→ Written request
Copy the rows starting at the first one and ending at the row that contains "- property-end-date: Final", swapping "Em dias" for "Em atraso" and leaving everything else unchanged.

→ Supplied data
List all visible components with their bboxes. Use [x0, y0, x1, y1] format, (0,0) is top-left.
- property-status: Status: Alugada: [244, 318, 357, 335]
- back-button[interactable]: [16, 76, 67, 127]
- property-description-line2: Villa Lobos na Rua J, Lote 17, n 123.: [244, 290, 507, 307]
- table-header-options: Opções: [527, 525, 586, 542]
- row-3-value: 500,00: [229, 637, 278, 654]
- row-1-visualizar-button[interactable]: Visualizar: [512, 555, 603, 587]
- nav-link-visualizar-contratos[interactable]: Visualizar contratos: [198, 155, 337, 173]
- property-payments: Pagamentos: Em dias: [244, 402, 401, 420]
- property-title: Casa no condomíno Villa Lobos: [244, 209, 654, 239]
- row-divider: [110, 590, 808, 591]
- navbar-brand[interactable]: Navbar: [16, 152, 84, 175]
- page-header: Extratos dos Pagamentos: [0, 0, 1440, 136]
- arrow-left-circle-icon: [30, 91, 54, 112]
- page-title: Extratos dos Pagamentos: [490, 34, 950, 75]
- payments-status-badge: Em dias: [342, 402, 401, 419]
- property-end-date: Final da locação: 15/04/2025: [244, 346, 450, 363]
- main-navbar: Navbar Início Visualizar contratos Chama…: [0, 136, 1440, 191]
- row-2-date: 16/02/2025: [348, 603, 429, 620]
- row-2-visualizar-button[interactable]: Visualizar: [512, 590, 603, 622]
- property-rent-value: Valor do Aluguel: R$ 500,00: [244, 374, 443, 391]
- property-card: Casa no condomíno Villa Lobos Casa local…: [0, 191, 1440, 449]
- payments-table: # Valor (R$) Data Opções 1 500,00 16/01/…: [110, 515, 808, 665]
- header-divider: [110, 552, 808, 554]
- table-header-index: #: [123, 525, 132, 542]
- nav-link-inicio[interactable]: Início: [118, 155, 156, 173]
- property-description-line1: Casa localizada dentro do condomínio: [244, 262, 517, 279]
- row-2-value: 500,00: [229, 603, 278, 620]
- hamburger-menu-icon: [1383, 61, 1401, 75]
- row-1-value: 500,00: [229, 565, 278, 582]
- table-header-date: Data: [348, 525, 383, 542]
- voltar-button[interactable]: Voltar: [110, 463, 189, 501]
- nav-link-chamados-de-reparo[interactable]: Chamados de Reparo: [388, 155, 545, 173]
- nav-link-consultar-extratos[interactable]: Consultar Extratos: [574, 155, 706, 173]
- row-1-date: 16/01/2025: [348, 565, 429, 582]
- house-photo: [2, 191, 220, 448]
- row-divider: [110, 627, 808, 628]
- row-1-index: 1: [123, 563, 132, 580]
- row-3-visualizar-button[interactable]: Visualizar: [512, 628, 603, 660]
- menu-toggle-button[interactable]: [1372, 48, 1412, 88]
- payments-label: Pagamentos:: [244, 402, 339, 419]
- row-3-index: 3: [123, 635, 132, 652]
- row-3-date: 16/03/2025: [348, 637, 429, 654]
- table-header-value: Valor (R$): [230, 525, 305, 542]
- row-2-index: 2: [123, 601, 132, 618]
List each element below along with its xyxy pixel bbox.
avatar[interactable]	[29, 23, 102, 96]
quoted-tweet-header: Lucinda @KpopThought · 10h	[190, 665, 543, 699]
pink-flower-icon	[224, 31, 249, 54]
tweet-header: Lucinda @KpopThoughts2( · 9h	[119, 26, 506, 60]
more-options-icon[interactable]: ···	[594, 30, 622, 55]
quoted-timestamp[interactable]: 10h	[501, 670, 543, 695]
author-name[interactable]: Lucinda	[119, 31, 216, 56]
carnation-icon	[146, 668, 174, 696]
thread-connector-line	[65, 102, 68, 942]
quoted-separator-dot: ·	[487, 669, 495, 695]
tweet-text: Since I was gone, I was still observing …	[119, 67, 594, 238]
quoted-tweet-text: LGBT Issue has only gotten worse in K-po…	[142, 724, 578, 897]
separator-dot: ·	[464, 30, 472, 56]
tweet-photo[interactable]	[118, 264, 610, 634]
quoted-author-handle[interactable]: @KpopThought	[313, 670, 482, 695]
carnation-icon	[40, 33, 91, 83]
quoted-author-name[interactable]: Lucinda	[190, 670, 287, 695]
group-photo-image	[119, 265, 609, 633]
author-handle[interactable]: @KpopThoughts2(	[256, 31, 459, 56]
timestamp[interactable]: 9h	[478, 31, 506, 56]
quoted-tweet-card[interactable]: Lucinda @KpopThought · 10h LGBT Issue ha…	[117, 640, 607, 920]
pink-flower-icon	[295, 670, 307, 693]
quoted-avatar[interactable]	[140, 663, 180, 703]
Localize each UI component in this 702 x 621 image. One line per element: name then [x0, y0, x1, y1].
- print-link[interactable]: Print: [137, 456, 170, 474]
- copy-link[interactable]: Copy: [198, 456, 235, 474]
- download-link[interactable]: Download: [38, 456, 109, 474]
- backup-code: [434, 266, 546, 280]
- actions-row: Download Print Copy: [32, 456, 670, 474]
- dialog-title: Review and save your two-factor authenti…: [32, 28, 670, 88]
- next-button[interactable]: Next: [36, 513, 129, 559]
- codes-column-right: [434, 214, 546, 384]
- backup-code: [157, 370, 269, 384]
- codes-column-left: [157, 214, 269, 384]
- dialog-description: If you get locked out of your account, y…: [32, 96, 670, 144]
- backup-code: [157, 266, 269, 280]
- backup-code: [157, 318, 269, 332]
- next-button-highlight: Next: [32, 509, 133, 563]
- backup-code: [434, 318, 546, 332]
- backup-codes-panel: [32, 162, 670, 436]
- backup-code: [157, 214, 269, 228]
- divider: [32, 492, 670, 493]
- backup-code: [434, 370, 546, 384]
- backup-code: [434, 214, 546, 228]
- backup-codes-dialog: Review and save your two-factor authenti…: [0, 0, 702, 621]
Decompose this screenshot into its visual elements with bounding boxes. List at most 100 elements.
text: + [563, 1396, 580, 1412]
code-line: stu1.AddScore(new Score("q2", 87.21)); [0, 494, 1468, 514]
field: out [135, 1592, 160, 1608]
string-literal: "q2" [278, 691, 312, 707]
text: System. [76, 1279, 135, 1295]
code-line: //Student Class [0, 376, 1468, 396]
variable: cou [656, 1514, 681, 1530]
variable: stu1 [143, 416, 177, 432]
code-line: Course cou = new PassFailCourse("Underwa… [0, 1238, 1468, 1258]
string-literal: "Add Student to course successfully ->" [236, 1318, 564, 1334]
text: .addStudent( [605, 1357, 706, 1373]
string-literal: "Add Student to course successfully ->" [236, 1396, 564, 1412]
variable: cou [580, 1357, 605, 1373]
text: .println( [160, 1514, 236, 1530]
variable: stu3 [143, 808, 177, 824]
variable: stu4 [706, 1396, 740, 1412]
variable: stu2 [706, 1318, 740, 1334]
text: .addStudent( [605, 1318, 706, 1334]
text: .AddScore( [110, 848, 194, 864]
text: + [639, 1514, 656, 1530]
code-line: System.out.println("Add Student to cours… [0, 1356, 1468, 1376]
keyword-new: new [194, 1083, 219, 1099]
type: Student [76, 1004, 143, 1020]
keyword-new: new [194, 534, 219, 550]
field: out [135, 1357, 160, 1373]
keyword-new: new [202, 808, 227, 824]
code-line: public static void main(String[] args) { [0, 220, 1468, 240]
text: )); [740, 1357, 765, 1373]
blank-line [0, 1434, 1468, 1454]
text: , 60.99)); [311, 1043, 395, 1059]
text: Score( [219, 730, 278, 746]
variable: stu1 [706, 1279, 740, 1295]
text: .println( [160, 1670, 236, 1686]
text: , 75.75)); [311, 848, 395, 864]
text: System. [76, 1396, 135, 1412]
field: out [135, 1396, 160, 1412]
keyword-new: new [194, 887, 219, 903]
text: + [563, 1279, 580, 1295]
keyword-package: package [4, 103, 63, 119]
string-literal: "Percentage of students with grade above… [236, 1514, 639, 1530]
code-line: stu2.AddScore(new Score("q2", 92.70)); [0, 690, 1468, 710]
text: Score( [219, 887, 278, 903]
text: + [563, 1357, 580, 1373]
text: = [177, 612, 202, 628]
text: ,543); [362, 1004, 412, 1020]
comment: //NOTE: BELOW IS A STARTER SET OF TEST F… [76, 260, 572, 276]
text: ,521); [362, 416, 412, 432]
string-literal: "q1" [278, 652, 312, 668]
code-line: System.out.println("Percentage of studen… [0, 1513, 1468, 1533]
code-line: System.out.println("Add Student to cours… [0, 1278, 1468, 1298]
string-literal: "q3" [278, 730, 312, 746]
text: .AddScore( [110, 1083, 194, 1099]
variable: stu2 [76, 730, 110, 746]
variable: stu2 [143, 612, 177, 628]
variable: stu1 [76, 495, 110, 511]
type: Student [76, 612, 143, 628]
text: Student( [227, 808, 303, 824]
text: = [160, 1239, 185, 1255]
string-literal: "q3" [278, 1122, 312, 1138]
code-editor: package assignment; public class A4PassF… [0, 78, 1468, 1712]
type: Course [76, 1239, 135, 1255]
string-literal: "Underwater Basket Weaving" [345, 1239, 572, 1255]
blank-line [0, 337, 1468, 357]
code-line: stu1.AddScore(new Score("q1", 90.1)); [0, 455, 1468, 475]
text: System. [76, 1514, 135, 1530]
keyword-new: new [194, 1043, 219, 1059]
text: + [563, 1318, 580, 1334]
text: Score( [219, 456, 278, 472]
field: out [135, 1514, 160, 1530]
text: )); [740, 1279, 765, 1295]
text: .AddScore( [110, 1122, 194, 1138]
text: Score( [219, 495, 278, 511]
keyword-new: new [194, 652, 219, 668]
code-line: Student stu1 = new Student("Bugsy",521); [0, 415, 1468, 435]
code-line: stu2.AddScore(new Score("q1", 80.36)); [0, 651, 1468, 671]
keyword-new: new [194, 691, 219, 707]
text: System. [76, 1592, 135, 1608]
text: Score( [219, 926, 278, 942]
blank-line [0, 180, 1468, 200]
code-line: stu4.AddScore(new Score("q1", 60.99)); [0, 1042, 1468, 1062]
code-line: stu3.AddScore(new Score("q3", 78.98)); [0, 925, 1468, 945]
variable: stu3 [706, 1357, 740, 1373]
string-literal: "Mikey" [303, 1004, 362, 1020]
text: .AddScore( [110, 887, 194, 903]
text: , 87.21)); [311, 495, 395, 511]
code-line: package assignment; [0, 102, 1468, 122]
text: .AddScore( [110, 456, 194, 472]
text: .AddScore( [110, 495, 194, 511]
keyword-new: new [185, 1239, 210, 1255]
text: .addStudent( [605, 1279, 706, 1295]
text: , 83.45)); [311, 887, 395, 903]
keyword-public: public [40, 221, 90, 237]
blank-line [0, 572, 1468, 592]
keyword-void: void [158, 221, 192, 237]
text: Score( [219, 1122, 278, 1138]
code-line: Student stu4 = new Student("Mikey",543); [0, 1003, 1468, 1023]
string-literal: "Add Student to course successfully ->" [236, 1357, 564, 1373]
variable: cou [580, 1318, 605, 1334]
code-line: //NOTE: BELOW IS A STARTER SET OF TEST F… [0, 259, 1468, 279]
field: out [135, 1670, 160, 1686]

→ Response below
List all visible components with their bboxes. Use [x0, y0, x1, y1] format, (0,0) is top-left.
- property-status: Status: Alugada: [244, 318, 357, 335]
- back-button[interactable]: [16, 76, 67, 127]
- property-description-line2: Villa Lobos na Rua J, Lote 17, n 123.: [244, 290, 507, 307]
- table-header-options: Opções: [527, 525, 586, 542]
- row-3-value: 500,00: [229, 637, 278, 654]
- row-1-visualizar-button[interactable]: Visualizar: [512, 555, 603, 587]
- nav-link-visualizar-contratos[interactable]: Visualizar contratos: [198, 155, 337, 173]
- property-payments: Pagamentos: Em atraso: [244, 402, 401, 420]
- property-title: Casa no condomíno Villa Lobos: [244, 209, 654, 239]
- row-divider: [110, 590, 808, 591]
- navbar-brand[interactable]: Navbar: [16, 152, 84, 175]
- page-header: Extratos dos Pagamentos: [0, 0, 1440, 136]
- arrow-left-circle-icon: [30, 91, 54, 112]
- page-title: Extratos dos Pagamentos: [490, 34, 950, 75]
- payments-status-badge: Em atraso: [342, 402, 401, 419]
- property-end-date: Final da locação: 15/04/2025: [244, 346, 450, 363]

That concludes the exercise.